GIVEN TASK: Copy each line of the records that contains the word "content".

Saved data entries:
● ● ● ●
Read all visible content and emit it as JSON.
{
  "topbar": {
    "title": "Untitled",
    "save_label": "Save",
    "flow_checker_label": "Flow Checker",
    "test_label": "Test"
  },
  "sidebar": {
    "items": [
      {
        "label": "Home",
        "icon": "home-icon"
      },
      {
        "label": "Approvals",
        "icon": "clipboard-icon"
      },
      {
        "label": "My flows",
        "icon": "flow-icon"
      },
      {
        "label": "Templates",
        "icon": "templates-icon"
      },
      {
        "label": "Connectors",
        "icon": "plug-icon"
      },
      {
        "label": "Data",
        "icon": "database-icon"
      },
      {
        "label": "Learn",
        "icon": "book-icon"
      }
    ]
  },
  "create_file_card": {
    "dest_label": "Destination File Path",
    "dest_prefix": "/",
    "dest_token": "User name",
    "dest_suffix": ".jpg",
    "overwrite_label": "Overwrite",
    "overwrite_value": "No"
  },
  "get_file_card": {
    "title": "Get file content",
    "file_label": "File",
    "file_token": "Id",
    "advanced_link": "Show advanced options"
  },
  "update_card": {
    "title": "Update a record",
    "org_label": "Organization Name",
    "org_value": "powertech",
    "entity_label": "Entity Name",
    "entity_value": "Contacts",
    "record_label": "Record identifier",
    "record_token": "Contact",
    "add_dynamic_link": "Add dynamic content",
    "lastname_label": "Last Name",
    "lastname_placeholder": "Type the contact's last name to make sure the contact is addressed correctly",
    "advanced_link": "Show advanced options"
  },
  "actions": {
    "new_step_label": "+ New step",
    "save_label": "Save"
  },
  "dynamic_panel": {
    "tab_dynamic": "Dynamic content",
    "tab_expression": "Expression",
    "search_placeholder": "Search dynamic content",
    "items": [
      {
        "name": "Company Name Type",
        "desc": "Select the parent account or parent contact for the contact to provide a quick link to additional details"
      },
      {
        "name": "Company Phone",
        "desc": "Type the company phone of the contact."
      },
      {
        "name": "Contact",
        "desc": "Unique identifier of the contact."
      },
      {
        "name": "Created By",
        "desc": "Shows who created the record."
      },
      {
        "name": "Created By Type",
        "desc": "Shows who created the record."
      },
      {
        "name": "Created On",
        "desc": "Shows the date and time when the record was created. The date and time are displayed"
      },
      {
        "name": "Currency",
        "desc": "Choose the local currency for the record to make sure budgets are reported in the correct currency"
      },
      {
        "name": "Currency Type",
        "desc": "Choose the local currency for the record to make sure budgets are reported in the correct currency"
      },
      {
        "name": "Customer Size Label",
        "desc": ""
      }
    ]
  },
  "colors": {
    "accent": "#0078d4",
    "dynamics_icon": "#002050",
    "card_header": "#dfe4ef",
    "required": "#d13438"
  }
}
● ● ● ●
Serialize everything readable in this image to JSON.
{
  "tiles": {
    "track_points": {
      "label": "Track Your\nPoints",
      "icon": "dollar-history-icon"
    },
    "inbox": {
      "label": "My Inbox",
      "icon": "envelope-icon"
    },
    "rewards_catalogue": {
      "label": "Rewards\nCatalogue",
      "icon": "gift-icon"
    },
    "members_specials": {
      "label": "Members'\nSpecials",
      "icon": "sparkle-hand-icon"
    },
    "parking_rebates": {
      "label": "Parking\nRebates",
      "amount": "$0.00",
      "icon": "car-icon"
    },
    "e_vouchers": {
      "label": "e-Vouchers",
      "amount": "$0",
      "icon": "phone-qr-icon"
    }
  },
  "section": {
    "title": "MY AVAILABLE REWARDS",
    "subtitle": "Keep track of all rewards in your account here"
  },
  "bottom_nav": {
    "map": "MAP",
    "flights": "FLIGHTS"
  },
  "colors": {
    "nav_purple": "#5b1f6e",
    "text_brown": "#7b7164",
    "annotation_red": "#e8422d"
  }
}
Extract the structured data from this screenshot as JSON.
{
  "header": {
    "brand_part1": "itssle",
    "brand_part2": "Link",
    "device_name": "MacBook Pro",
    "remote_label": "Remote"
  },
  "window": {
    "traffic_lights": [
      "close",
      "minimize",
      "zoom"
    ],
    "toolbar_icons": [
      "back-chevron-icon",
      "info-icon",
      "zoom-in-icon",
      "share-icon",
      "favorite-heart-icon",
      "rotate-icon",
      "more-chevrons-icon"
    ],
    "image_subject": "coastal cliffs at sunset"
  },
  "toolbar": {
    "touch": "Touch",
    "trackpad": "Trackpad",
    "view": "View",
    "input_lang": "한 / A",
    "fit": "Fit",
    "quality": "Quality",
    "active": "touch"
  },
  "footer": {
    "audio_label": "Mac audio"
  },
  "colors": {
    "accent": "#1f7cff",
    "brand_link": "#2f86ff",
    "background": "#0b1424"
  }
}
● ● ● ●
THE RESPONSE:
Read all visible content and emit it as JSON.
    "title": "Get file content",
    "add_dynamic_link": "Add dynamic content",
    "tab_dynamic": "Dynamic content",
    "search_placeholder": "Search dynamic content",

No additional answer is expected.